- [Written request]: Bring together all lines of the material below that contain the string "arrow".

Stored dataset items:
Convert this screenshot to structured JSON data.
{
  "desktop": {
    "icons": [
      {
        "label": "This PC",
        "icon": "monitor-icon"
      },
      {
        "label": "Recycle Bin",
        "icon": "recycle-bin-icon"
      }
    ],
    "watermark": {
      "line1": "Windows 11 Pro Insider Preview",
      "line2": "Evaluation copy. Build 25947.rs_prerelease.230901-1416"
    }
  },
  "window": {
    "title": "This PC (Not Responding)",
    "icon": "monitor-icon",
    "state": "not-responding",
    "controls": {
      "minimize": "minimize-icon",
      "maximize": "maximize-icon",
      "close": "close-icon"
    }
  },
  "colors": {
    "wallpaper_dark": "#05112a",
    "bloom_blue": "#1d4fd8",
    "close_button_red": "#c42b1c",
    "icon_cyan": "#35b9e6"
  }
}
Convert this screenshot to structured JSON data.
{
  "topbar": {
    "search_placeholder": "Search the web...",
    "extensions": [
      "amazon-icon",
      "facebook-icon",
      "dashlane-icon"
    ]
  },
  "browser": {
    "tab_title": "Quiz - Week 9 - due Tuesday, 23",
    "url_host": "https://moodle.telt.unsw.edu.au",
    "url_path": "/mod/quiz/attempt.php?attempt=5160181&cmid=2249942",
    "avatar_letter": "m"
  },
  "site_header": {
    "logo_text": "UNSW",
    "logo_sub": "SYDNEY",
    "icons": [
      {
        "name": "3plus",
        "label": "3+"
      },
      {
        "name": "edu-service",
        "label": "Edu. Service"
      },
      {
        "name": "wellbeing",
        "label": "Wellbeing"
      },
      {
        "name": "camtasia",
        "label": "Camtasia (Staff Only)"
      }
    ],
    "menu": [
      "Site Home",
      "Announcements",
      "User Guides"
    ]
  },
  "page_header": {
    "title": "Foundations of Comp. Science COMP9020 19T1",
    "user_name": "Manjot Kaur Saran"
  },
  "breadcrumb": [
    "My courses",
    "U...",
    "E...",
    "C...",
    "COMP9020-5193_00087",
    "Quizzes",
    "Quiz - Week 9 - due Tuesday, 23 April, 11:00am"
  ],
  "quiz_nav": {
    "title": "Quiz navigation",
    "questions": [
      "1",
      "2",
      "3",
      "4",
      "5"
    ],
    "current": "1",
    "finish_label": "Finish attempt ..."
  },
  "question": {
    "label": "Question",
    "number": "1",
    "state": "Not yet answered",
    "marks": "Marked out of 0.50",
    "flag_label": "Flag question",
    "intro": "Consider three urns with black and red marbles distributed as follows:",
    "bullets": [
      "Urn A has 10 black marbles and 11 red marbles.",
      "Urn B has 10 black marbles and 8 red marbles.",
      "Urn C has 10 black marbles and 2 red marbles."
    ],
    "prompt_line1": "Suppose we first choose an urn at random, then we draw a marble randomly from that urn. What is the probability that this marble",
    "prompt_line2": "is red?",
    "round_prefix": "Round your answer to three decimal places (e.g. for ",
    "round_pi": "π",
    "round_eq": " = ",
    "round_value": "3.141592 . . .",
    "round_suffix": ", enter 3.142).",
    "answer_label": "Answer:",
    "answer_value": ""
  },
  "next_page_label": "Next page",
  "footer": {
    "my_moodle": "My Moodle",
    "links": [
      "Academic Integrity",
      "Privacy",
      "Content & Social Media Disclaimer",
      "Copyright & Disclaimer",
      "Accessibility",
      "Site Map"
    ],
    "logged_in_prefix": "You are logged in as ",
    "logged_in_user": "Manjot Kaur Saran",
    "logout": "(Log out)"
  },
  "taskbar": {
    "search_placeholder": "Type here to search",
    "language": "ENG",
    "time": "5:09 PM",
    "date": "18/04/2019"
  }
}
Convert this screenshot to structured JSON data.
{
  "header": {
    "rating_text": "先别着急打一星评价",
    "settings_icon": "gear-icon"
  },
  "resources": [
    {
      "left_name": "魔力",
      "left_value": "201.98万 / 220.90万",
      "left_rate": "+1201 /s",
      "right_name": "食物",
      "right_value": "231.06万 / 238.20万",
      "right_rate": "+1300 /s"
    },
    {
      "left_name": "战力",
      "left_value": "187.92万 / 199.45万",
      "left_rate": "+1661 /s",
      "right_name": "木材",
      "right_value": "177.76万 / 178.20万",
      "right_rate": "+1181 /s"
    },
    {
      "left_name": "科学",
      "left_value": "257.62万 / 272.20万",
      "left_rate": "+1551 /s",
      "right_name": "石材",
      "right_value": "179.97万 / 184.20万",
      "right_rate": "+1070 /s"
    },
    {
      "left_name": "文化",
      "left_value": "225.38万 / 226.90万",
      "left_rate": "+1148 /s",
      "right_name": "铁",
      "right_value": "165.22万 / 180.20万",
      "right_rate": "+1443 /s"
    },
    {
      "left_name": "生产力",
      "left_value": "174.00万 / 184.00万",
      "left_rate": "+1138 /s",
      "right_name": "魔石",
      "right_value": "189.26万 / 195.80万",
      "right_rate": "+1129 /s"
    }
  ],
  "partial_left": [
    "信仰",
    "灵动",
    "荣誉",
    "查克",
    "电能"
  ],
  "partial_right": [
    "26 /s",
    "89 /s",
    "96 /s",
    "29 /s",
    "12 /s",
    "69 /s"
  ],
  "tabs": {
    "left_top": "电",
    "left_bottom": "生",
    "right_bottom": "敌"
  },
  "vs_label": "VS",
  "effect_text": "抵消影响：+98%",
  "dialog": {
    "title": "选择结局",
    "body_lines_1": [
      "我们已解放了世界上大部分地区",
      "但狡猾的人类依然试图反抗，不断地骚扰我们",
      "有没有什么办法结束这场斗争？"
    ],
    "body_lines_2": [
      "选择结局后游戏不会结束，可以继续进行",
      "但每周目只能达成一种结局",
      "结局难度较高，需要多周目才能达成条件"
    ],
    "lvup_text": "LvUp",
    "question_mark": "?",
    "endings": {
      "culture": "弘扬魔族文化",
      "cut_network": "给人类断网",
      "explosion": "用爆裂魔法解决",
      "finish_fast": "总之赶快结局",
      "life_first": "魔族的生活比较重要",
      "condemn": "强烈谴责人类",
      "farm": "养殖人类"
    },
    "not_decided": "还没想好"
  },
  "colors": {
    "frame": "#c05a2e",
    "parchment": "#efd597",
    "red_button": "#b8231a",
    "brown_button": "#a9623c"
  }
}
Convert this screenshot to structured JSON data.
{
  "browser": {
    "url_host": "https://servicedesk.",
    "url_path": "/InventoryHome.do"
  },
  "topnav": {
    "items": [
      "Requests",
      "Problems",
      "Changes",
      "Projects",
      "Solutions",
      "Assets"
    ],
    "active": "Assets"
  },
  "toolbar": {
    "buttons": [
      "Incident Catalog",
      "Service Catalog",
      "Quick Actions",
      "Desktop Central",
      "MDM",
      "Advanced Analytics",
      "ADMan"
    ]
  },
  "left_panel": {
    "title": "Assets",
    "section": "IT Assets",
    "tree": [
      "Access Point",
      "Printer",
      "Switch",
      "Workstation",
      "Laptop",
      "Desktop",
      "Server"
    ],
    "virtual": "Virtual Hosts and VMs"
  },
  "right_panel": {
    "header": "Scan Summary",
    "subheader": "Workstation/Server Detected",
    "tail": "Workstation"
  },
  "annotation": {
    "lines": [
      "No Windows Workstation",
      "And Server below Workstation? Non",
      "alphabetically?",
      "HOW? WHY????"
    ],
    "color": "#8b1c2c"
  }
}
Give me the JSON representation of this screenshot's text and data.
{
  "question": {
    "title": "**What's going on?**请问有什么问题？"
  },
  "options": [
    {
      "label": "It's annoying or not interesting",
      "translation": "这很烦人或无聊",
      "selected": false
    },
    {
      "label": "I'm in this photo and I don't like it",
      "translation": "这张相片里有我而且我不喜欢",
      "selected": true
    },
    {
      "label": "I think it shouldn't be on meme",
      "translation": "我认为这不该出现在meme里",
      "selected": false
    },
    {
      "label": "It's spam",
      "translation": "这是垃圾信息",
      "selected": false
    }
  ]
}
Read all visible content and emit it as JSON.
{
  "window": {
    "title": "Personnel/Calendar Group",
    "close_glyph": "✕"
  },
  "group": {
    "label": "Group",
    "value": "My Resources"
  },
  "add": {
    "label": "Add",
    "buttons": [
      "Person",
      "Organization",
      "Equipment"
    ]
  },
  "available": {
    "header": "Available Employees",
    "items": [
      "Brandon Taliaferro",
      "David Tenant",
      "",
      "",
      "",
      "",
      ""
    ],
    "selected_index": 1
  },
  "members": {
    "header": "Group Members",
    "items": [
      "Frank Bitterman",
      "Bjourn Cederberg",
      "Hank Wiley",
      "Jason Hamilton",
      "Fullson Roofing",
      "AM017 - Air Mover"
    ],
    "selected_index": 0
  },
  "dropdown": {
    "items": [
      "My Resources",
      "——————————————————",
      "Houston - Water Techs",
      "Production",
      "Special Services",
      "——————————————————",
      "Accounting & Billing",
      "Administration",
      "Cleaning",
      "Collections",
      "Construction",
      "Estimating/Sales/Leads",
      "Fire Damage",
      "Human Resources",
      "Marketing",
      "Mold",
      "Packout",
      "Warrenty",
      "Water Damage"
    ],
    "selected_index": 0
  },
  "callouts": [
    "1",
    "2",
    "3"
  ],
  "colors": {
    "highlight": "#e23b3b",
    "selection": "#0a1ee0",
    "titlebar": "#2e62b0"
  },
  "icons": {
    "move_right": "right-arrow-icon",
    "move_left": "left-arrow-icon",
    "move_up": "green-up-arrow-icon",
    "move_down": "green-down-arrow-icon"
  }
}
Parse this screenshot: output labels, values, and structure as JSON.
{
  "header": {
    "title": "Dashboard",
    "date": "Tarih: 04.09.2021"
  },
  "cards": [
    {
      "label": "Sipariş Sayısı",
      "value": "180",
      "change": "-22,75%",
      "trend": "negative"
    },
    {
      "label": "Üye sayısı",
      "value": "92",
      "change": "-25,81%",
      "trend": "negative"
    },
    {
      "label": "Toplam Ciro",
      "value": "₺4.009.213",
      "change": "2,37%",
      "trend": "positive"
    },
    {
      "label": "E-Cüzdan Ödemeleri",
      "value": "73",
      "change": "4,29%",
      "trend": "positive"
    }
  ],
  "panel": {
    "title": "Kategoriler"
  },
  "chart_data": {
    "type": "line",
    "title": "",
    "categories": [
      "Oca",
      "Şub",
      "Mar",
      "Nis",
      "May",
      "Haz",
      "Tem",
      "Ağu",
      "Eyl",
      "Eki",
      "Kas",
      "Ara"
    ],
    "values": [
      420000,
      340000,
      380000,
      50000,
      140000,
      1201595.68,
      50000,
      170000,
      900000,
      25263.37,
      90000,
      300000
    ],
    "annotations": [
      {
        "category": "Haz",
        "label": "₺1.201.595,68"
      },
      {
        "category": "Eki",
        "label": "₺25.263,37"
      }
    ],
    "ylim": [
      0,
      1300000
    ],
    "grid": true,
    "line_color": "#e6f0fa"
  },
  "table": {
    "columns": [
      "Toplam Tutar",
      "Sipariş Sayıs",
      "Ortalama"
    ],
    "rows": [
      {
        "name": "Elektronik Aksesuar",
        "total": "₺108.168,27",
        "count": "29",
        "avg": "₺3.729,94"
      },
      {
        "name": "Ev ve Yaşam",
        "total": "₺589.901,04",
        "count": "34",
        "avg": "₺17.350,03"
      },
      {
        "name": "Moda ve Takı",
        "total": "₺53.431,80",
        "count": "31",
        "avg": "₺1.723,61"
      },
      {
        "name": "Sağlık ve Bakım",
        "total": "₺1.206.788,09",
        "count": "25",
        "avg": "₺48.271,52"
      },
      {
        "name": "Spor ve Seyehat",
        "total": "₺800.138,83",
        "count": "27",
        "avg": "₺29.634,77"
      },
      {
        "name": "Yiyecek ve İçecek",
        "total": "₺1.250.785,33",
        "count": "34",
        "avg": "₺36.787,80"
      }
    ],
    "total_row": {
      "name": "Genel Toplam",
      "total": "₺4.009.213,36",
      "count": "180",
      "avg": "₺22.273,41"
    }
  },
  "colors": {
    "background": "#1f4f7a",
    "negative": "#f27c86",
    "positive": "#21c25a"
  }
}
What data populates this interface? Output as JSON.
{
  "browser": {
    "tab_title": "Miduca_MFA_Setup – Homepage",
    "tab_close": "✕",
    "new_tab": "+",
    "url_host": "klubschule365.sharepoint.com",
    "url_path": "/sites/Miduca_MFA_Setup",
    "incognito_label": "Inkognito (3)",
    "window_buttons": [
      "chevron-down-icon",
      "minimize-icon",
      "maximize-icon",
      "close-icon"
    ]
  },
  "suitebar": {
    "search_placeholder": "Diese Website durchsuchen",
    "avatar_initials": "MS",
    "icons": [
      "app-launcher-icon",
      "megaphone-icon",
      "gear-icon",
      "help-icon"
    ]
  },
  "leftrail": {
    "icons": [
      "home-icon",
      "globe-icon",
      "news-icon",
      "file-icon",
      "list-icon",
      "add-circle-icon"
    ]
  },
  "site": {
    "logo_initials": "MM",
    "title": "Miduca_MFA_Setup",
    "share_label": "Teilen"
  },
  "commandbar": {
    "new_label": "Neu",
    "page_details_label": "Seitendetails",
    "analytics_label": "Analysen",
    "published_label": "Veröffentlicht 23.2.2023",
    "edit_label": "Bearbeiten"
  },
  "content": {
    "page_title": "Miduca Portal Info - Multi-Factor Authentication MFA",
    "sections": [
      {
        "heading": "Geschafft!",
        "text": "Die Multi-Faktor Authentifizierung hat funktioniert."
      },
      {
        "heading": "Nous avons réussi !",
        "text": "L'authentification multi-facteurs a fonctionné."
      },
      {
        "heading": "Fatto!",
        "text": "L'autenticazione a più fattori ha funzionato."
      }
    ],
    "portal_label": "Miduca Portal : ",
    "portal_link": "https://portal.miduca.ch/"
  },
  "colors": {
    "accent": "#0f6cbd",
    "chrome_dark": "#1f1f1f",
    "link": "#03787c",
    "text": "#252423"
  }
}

- [Solved exercise]:
    "move_right": "right-arrow-icon",
    "move_left": "left-arrow-icon",
    "move_up": "green-up-arrow-icon",
    "move_down": "green-down-arrow-icon"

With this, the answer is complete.